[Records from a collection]
+ + + + +

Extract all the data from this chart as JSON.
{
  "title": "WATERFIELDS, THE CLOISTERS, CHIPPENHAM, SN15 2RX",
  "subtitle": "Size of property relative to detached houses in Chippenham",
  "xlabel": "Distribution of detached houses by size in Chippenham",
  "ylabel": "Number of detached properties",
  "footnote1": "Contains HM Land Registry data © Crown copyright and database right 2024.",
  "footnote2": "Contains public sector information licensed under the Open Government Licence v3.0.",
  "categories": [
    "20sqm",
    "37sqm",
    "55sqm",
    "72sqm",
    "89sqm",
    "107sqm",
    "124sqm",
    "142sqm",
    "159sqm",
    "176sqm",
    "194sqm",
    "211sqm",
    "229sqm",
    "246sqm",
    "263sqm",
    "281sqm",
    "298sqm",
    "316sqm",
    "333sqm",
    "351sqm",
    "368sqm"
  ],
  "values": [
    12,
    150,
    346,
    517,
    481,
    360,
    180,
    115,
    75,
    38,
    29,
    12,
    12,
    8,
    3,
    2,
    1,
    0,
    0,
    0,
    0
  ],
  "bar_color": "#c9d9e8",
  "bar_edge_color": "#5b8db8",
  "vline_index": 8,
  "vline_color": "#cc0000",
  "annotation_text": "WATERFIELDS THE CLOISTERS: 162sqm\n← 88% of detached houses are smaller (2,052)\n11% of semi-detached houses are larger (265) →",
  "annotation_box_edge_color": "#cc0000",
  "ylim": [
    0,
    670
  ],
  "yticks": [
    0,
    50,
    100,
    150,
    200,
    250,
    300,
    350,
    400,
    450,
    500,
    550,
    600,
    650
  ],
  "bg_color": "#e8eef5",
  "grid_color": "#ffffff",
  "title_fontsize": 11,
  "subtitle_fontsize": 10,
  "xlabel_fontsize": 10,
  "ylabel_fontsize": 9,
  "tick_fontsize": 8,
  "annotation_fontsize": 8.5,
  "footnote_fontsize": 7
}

+ + + + +

■ WHAT THE TASK REQUIRES ■
Copy out the material word for word and line for line.

■ WRITTEN RESPONSE ■
Extract all the data from this chart as JSON.
{
  "title": "WATERFIELDS, THE CLOISTERS, CHIPPENHAM, SN15 2RX",
  "subtitle": "Size of property relative to detached houses in Chippenham",
  "xlabel": "Distribution of detached houses by size in Chippenham",
  "ylabel": "Number of detached properties",
  "footnote1": "Contains HM Land Registry data © Crown copyright and database right 2024.",
  "footnote2": "Contains public sector information licensed under the Open Government Licence v3.0.",
  "categories": [
    "20sqm",
    "37sqm",
    "55sqm",
    "72sqm",
    "89sqm",
    "107sqm",
    "124sqm",
    "142sqm",
    "159sqm",
    "176sqm",
    "194sqm",
    "211sqm",
    "229sqm",
    "246sqm",
    "263sqm",
    "281sqm",
    "298sqm",
    "316sqm",
    "333sqm",
    "351sqm",
    "368sqm"
  ],
  "values": [
    12,
    150,
    346,
    517,
    481,
    360,
    180,
    115,
    75,
    38,
    29,
    12,
    12,
    8,
    3,
    2,
    1,
    0,
    0,
    0,
    0
  ],
  "bar_color": "#c9d9e8",
  "bar_edge_color": "#5b8db8",
  "vline_index": 8,
  "vline_color": "#cc0000",
  "annotation_text": "WATERFIELDS THE CLOISTERS: 162sqm\n← 88% of detached houses are smaller (2,052)\n11% of semi-detached houses are larger (265) →",
  "annotation_box_edge_color": "#cc0000",
  "ylim": [
    0,
    670
  ],
  "yticks": [
    0,
    50,
    100,
    150,
    200,
    250,
    300,
    350,
    400,
    450,
    500,
    550,
    600,
    650
  ],
  "bg_color": "#e8eef5",
  "grid_color": "#ffffff",
  "title_fontsize": 11,
  "subtitle_fontsize": 10,
  "xlabel_fontsize": 10,
  "ylabel_fontsize": 9,
  "tick_fontsize": 8,
  "annotation_fontsize": 8.5,
  "footnote_fontsize": 7
}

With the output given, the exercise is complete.